(Stored items from a collection)
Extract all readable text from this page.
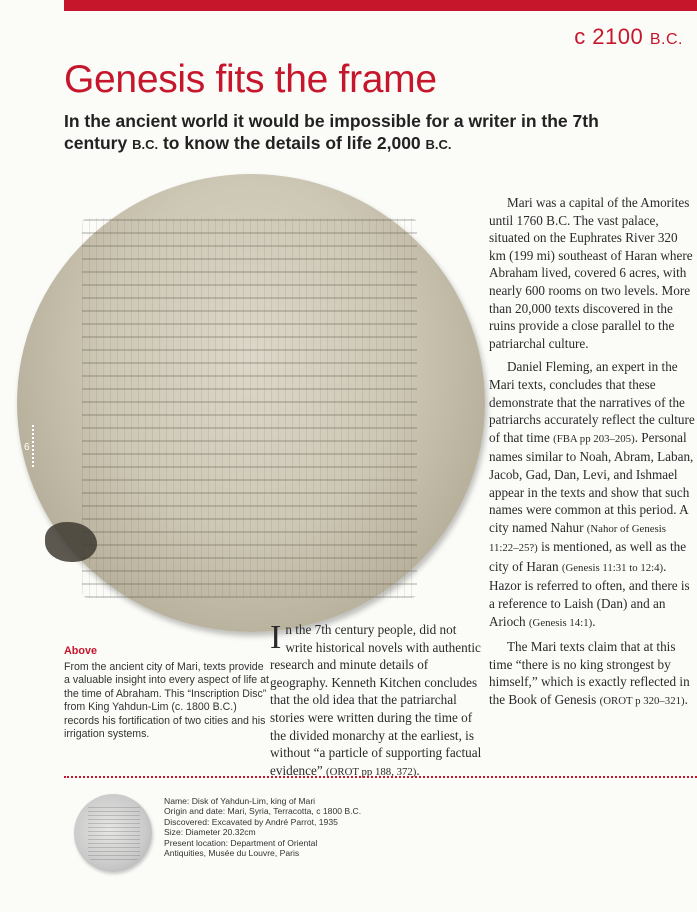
c 2100 B.C.
Genesis fits the frame

In the ancient world it would be impossible for a writer in the 7th century B.C. to know the details of life 2,000 B.C.

6

Mari was a capital of the Amorites until 1760 B.C. The vast palace, situated on the Euphrates River 320 km (199 mi) southeast of Haran where Abraham lived, covered 6 acres, with nearly 600 rooms on two levels. More than 20,000 texts discovered in the ruins provide a close parallel to the patriarchal culture.

Daniel Fleming, an expert in the Mari texts, concludes that these demonstrate that the narratives of the patriarchs accurately reflect the culture of that time (FBA pp 203–205). Personal names similar to Noah, Abram, Laban, Jacob, Gad, Dan, Levi, and Ishmael appear in the texts and show that such names were common at this period. A city named Nahur (Nahor of Genesis 11:22–25?) is mentioned, as well as the city of Haran (Genesis 11:31 to 12:4). Hazor is referred to often, and there is a reference to Laish (Dan) and an Arioch (Genesis 14:1).

The Mari texts claim that at this time “there is no king strongest by himself,” which is exactly reflected in the Book of Genesis (OROT p 320–321).

In the 7th century people, did not write historical novels with authentic research and minute details of geography. Kenneth Kitchen concludes that the old idea that the patriarchal stories were written during the time of the divided monarchy at the earliest, is without “a particle of supporting factual evidence” (OROT pp 188, 372).

Above

From the ancient city of Mari, texts provide a valuable insight into every aspect of life at the time of Abraham. This “Inscription Disc” from King Yahdun-Lim (c. 1800 B.C.) records his fortification of two cities and his irrigation systems.

Name: Disk of Yahdun-Lim, king of Mari
Origin and date: Mari, Syria, Terracotta, c 1800 B.C.
Discovered: Excavated by André Parrot, 1935
Size: Diameter 20.32cm
Present location: Department of Oriental
Antiquities, Musée du Louvre, Paris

# TASK TO CARRY OUT:
Search the data above for "Yahdun" and copy every line where it turns up.

# RESULT OF THIS EXERCISE:
From the ancient city of Mari, texts provide a valuable insight into every aspect of life at the time of Abraham. This “Inscription Disc” from King Yahdun-Lim (c. 1800 B.C.) records his fortification of two cities and his irrigation systems.
Name: Disk of Yahdun-Lim, king of Mari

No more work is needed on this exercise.